Challenge
List all lines of the data that include the string "этой".

── Records supplied

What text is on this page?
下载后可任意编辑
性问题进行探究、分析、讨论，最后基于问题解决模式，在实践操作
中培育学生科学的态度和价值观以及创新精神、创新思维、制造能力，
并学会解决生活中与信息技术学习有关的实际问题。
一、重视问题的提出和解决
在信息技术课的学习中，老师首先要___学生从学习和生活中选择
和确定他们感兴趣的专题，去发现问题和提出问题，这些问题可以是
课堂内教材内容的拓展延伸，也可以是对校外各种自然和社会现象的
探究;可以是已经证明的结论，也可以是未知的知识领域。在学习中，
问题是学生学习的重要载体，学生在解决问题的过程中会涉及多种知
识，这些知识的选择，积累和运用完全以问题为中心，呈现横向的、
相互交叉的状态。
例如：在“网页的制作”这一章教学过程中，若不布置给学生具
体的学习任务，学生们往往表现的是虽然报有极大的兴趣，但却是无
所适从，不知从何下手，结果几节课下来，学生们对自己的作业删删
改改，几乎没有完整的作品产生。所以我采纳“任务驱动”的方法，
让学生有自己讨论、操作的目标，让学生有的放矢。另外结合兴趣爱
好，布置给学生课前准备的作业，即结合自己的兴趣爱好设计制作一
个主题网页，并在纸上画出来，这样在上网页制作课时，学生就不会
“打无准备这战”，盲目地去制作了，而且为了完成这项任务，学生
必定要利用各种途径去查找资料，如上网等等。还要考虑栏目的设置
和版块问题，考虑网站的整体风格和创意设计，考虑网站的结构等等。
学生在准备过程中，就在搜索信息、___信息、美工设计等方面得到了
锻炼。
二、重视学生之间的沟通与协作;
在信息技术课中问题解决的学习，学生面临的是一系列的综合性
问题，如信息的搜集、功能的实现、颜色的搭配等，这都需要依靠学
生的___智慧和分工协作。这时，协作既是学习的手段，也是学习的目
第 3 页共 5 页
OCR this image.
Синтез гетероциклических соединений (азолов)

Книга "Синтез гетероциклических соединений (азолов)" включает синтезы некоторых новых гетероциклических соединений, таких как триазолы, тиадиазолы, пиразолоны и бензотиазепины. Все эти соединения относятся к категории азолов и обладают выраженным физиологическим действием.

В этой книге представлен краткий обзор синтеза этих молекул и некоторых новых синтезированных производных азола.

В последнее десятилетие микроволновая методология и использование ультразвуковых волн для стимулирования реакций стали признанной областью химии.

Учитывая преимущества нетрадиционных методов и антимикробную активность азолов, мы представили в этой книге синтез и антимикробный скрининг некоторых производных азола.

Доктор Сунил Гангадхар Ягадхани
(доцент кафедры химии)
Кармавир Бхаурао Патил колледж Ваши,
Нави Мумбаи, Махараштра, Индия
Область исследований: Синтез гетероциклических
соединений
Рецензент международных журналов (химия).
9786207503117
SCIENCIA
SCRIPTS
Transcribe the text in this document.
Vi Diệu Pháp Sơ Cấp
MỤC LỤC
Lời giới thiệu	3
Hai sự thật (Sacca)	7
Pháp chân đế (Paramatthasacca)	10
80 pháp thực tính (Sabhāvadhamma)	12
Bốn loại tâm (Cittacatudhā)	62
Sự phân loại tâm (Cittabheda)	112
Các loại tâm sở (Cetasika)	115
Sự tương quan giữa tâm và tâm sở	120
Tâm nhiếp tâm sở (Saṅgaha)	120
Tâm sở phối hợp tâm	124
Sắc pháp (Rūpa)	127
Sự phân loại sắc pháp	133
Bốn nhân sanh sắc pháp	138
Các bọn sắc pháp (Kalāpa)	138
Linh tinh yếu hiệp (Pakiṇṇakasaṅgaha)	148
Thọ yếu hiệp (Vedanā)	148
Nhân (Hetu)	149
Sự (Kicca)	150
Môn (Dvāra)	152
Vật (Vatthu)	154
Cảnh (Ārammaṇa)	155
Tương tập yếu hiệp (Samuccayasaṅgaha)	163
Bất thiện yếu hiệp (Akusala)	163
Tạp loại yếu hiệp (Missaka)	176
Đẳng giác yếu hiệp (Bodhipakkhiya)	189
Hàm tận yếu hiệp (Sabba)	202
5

────

Response to the exercise
В этой книге представлен краткий обзор синтеза этих молекул и некоторых новых синтезированных производных азола.
Учитывая преимущества нетрадиционных методов и антимикробную активность азолов, мы представили в этой книге синтез и антимикробный скрининг некоторых производных азола.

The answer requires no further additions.